------ RECORDS PROVIDED ------

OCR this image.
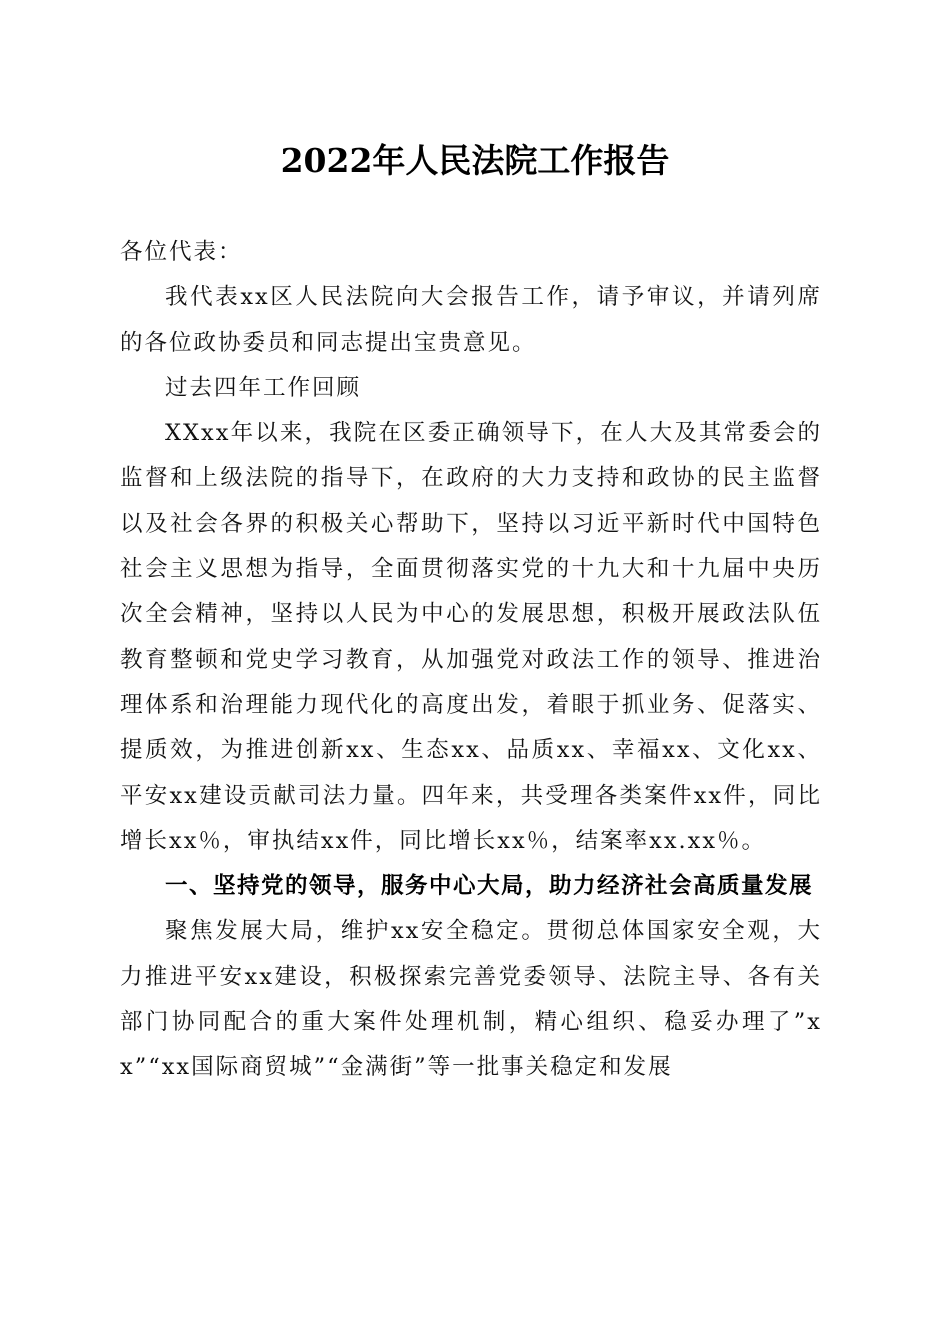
2022年人民法院工作报告

各位代表：

我代表xx区人民法院向大会报告工作，请予审议，并请列席的各位政协委员和同志提出宝贵意见。

过去四年工作回顾

XXxx年以来，我院在区委正确领导下，在人大及其常委会的监督和上级法院的指导下，在政府的大力支持和政协的民主监督以及社会各界的积极关心帮助下，坚持以习近平新时代中国特色社会主义思想为指导，全面贯彻落实党的十九大和十九届中央历次全会精神，坚持以人民为中心的发展思想，积极开展政法队伍教育整顿和党史学习教育，从加强党对政法工作的领导、推进治理体系和治理能力现代化的高度出发，着眼于抓业务、促落实、提质效，为推进创新xx、生态xx、品质xx、幸福xx、文化xx、平安xx建设贡献司法力量。四年来，共受理各类案件xx件，同比增长xx％，审执结xx件，同比增长xx％，结案率xx.xx％。

一、坚持党的领导，服务中心大局，助力经济社会高质量发展

聚焦发展大局，维护xx安全稳定。贯彻总体国家安全观，大力推进平安xx建设，积极探索完善党委领导、法院主导、各有关部门协同配合的重大案件处理机制，精心组织、稳妥办理了”xx”“xx国际商贸城”“金满街”等一批事关稳定和发展
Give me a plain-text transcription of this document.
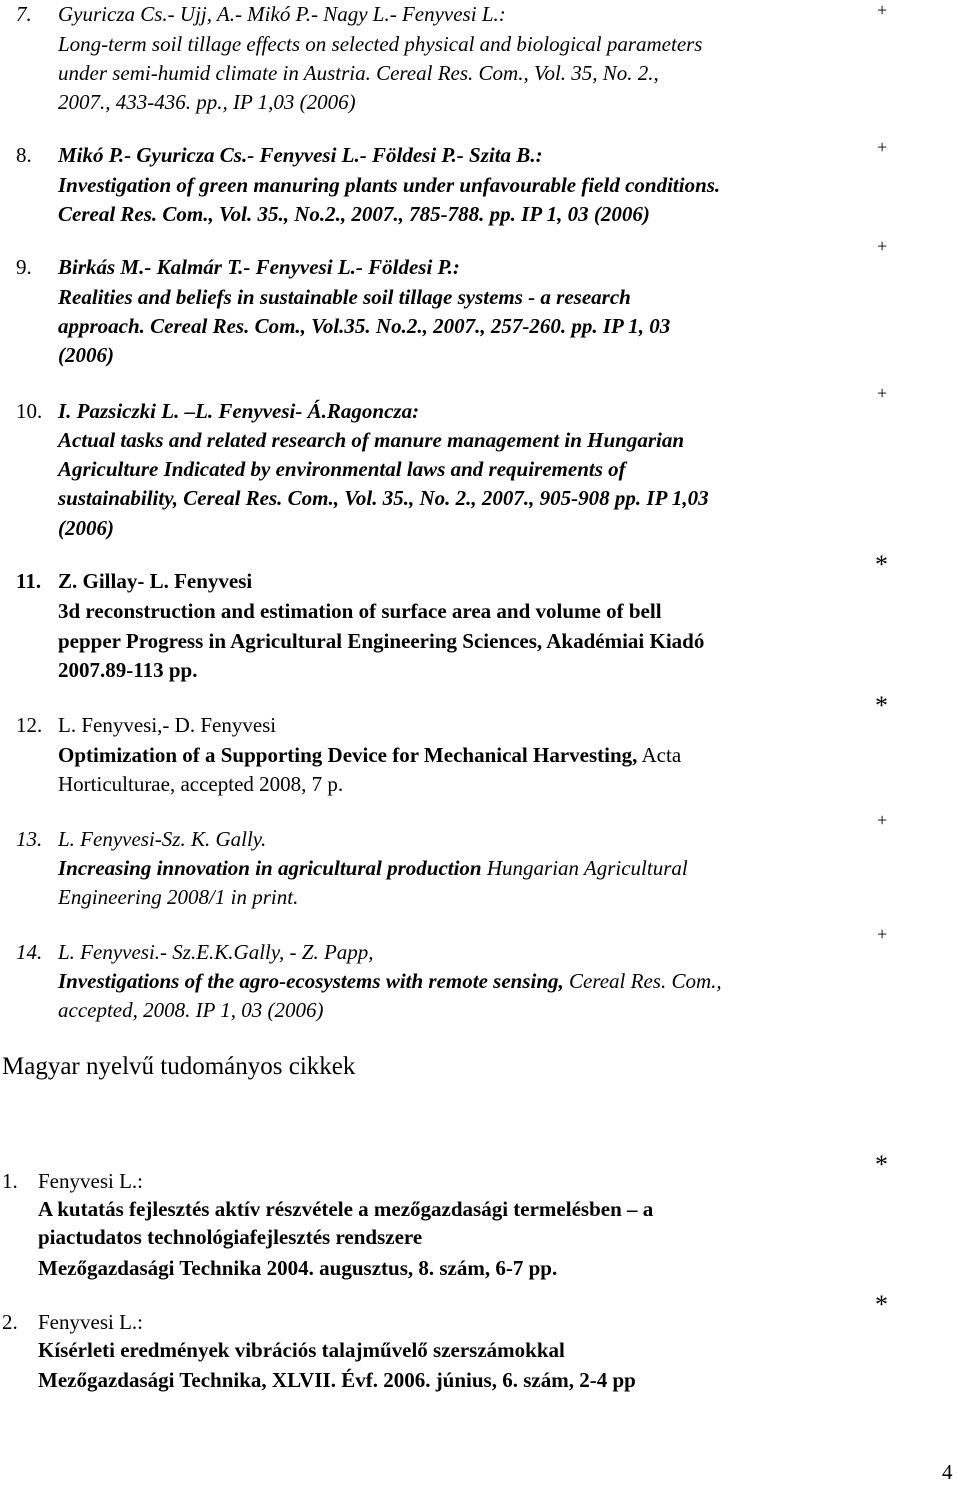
+
7. Gyuricza Cs.- Ujj, A.- Mikó P.- Nagy L.- Fenyvesi L.:
Long-term soil tillage effects on selected physical and biological parameters
under semi-humid climate in Austria. Cereal Res. Com., Vol. 35, No. 2.,
2007., 433-436. pp., IP 1,03 (2006)
+
8. Mikó P.- Gyuricza Cs.- Fenyvesi L.- Földesi P.- Szita B.:
Investigation of green manuring plants under unfavourable field conditions.
Cereal Res. Com., Vol. 35., No.2., 2007., 785-788. pp. IP 1, 03 (2006)
+
9. Birkás M.- Kalmár T.- Fenyvesi L.- Földesi P.:
Realities and beliefs in sustainable soil tillage systems - a research
approach. Cereal Res. Com., Vol.35. No.2., 2007., 257-260. pp. IP 1, 03
(2006)
+
10. I. Pazsiczki L. –L. Fenyvesi- Á.Ragoncza:
Actual tasks and related research of manure management in Hungarian
Agriculture Indicated by environmental laws and requirements of
sustainability, Cereal Res. Com., Vol. 35., No. 2., 2007., 905-908 pp. IP 1,03
(2006)
*
11. Z. Gillay- L. Fenyvesi
3d reconstruction and estimation of surface area and volume of bell
pepper Progress in Agricultural Engineering Sciences, Akadémiai Kiadó
2007.89-113 pp.
*
12. L. Fenyvesi,- D. Fenyvesi
Optimization of a Supporting Device for Mechanical Harvesting, Acta
Horticulturae, accepted 2008, 7 p.
+
13. L. Fenyvesi-Sz. K. Gally.
Increasing innovation in agricultural production Hungarian Agricultural
Engineering 2008/1 in print.
+
14. L. Fenyvesi.- Sz.E.K.Gally, - Z. Papp,
Investigations of the agro-ecosystems with remote sensing, Cereal Res. Com.,
accepted, 2008. IP 1, 03 (2006)
Magyar nyelvű tudományos cikkek
*
1. Fenyvesi L.:
A kutatás fejlesztés aktív részvétele a mezőgazdasági termelésben – a
piactudatos technológiafejlesztés rendszere
Mezőgazdasági Technika 2004. augusztus, 8. szám, 6-7 pp.
*
2. Fenyvesi L.:
Kísérleti eredmények vibrációs talajművelő szerszámokkal
Mezőgazdasági Technika, XLVII. Évf. 2006. június, 6. szám, 2-4 pp
4
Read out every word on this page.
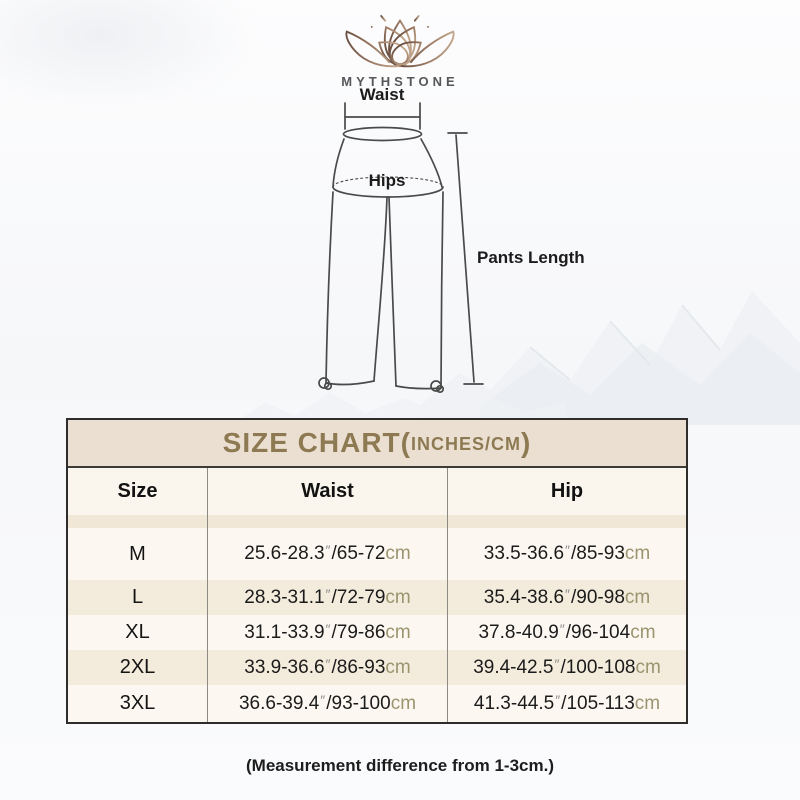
MYTHSTONE
Waist
Hips
Pants Length
SIZE CHART ( INCHES/CM )
Size	Waist	Hip
M	25.6-28.3 ″ / 65-72 cm	33.5-36.6 ″ / 85-93 cm
L	28.3-31.1 ″ / 72-79 cm	35.4-38.6 ″ / 90-98 cm
XL	31.1-33.9 ″ / 79-86 cm	37.8-40.9 ″ / 96-104 cm
2XL	33.9-36.6 ″ / 86-93 cm	39.4-42.5 ″ / 100-108 cm
3XL	36.6-39.4 ″ / 93-100 cm	41.3-44.5 ″ / 105-113 cm
(Measurement difference from 1-3cm.)
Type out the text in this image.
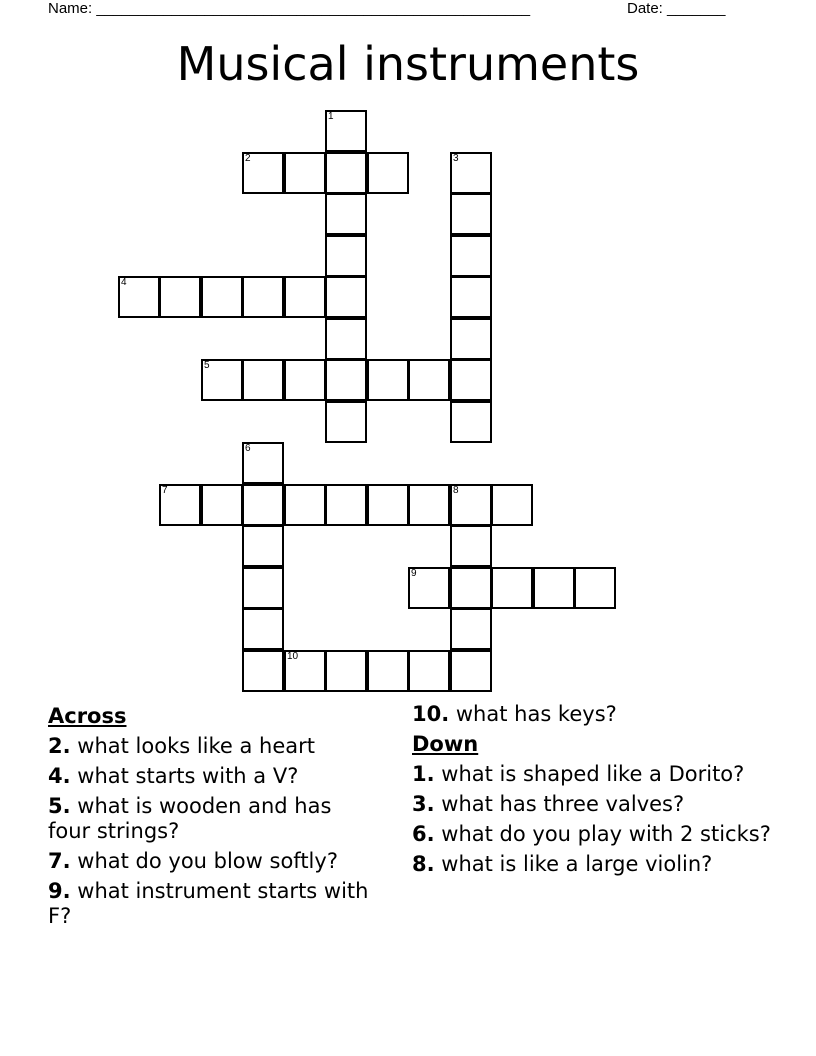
Name: ____________________________________________________	Date: _______
Musical instruments
1
2	3
4
5
6
7	8
9
10
Across
2. what looks like a heart
4. what starts with a V?
5. what is wooden and has four strings?
7. what do you blow softly?
9. what instrument starts with F?
10. what has keys?
Down
1. what is shaped like a Dorito?
3. what has three valves?
6. what do you play with 2 sticks?
8. what is like a large violin?
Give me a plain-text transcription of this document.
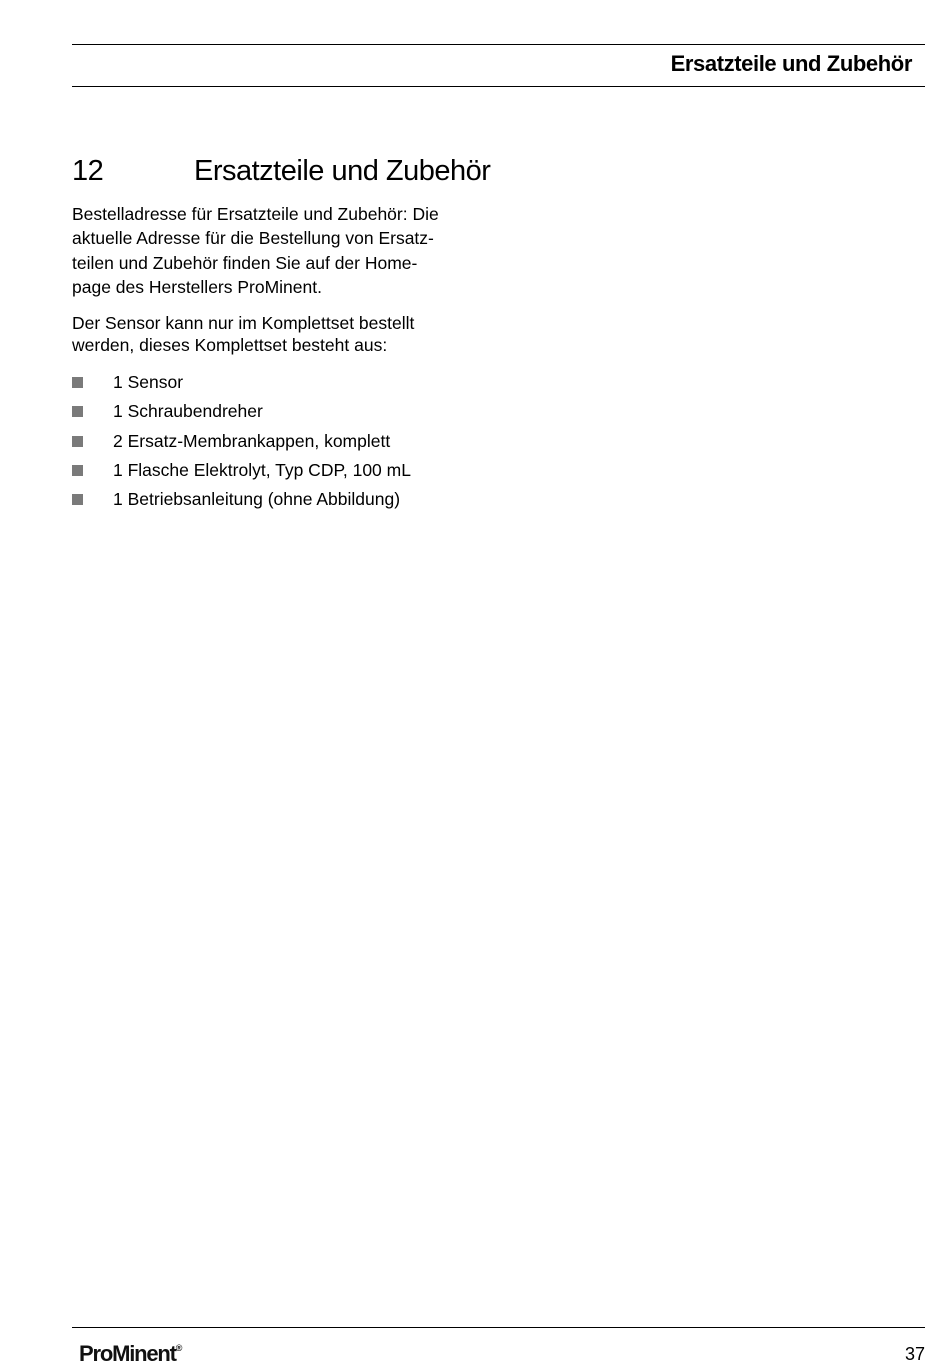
Ersatzteile und Zubehör
12	Ersatzteile und Zubehör

Bestelladresse für Ersatzteile und Zubehör: Die
aktuelle Adresse für die Bestellung von Ersatz-
teilen und Zubehör finden Sie auf der Home-
page des Herstellers ProMinent.

Der Sensor kann nur im Komplettset bestellt
werden, dieses Komplettset besteht aus:

1 Sensor
1 Schraubendreher
2 Ersatz-Membrankappen, komplett
1 Flasche Elektrolyt, Typ CDP, 100 mL
1 Betriebsanleitung (ohne Abbildung)
ProMinent®	37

------

■ REQUEST ■
Return all of the entries word for word, but omit the pictures.

■ FINAL RESULT ■
OCR this image.
2022年人民法院工作报告

各位代表：

我代表xx区人民法院向大会报告工作，请予审议，并请列席的各位政协委员和同志提出宝贵意见。

过去四年工作回顾

XXxx年以来，我院在区委正确领导下，在人大及其常委会的监督和上级法院的指导下，在政府的大力支持和政协的民主监督以及社会各界的积极关心帮助下，坚持以习近平新时代中国特色社会主义思想为指导，全面贯彻落实党的十九大和十九届中央历次全会精神，坚持以人民为中心的发展思想，积极开展政法队伍教育整顿和党史学习教育，从加强党对政法工作的领导、推进治理体系和治理能力现代化的高度出发，着眼于抓业务、促落实、提质效，为推进创新xx、生态xx、品质xx、幸福xx、文化xx、平安xx建设贡献司法力量。四年来，共受理各类案件xx件，同比增长xx％，审执结xx件，同比增长xx％，结案率xx.xx％。

一、坚持党的领导，服务中心大局，助力经济社会高质量发展

聚焦发展大局，维护xx安全稳定。贯彻总体国家安全观，大力推进平安xx建设，积极探索完善党委领导、法院主导、各有关部门协同配合的重大案件处理机制，精心组织、稳妥办理了”xx”“xx国际商贸城”“金满街”等一批事关稳定和发展
Give me a plain-text transcription of this document.
+
7. Gyuricza Cs.- Ujj, A.- Mikó P.- Nagy L.- Fenyvesi L.:
Long-term soil tillage effects on selected physical and biological parameters
under semi-humid climate in Austria. Cereal Res. Com., Vol. 35, No. 2.,
2007., 433-436. pp., IP 1,03 (2006)
+
8. Mikó P.- Gyuricza Cs.- Fenyvesi L.- Földesi P.- Szita B.:
Investigation of green manuring plants under unfavourable field conditions.
Cereal Res. Com., Vol. 35., No.2., 2007., 785-788. pp. IP 1, 03 (2006)
+
9. Birkás M.- Kalmár T.- Fenyvesi L.- Földesi P.:
Realities and beliefs in sustainable soil tillage systems - a research
approach. Cereal Res. Com., Vol.35. No.2., 2007., 257-260. pp. IP 1, 03
(2006)
+
10. I. Pazsiczki L. –L. Fenyvesi- Á.Ragoncza:
Actual tasks and related research of manure management in Hungarian
Agriculture Indicated by environmental laws and requirements of
sustainability, Cereal Res. Com., Vol. 35., No. 2., 2007., 905-908 pp. IP 1,03
(2006)
*
11. Z. Gillay- L. Fenyvesi
3d reconstruction and estimation of surface area and volume of bell
pepper Progress in Agricultural Engineering Sciences, Akadémiai Kiadó
2007.89-113 pp.
*
12. L. Fenyvesi,- D. Fenyvesi
Optimization of a Supporting Device for Mechanical Harvesting, Acta
Horticulturae, accepted 2008, 7 p.
+
13. L. Fenyvesi-Sz. K. Gally.
Increasing innovation in agricultural production Hungarian Agricultural
Engineering 2008/1 in print.
+
14. L. Fenyvesi.- Sz.E.K.Gally, - Z. Papp,
Investigations of the agro-ecosystems with remote sensing, Cereal Res. Com.,
accepted, 2008. IP 1, 03 (2006)
Magyar nyelvű tudományos cikkek
*
1. Fenyvesi L.:
A kutatás fejlesztés aktív részvétele a mezőgazdasági termelésben – a
piactudatos technológiafejlesztés rendszere
Mezőgazdasági Technika 2004. augusztus, 8. szám, 6-7 pp.
*
2. Fenyvesi L.:
Kísérleti eredmények vibrációs talajművelő szerszámokkal
Mezőgazdasági Technika, XLVII. Évf. 2006. június, 6. szám, 2-4 pp
4
Read out every word on this page.
MYTHSTONE
Waist
Hips
Pants Length
SIZE CHART ( INCHES/CM )
Size	Waist	Hip
M	25.6-28.3 ″ / 65-72 cm	33.5-36.6 ″ / 85-93 cm
L	28.3-31.1 ″ / 72-79 cm	35.4-38.6 ″ / 90-98 cm
XL	31.1-33.9 ″ / 79-86 cm	37.8-40.9 ″ / 96-104 cm
2XL	33.9-36.6 ″ / 86-93 cm	39.4-42.5 ″ / 100-108 cm
3XL	36.6-39.4 ″ / 93-100 cm	41.3-44.5 ″ / 105-113 cm
(Measurement difference from 1-3cm.)
Type out the text in this image.
Name: ____________________________________________________	Date: _______
Musical instruments
1
2	3
4
5
6
7	8
9
10
Across
2. what looks like a heart
4. what starts with a V?
5. what is wooden and has four strings?
7. what do you blow softly?
9. what instrument starts with F?
10. what has keys?
Down
1. what is shaped like a Dorito?
3. what has three valves?
6. what do you play with 2 sticks?
8. what is like a large violin?
Give me a plain-text transcription of this document.
Ersatzteile und Zubehör
12	Ersatzteile und Zubehör

Bestelladresse für Ersatzteile und Zubehör: Die
aktuelle Adresse für die Bestellung von Ersatz-
teilen und Zubehör finden Sie auf der Home-
page des Herstellers ProMinent.

Der Sensor kann nur im Komplettset bestellt
werden, dieses Komplettset besteht aus:

1 Sensor
1 Schraubendreher
2 Ersatz-Membrankappen, komplett
1 Flasche Elektrolyt, Typ CDP, 100 mL
1 Betriebsanleitung (ohne Abbildung)
ProMinent®	37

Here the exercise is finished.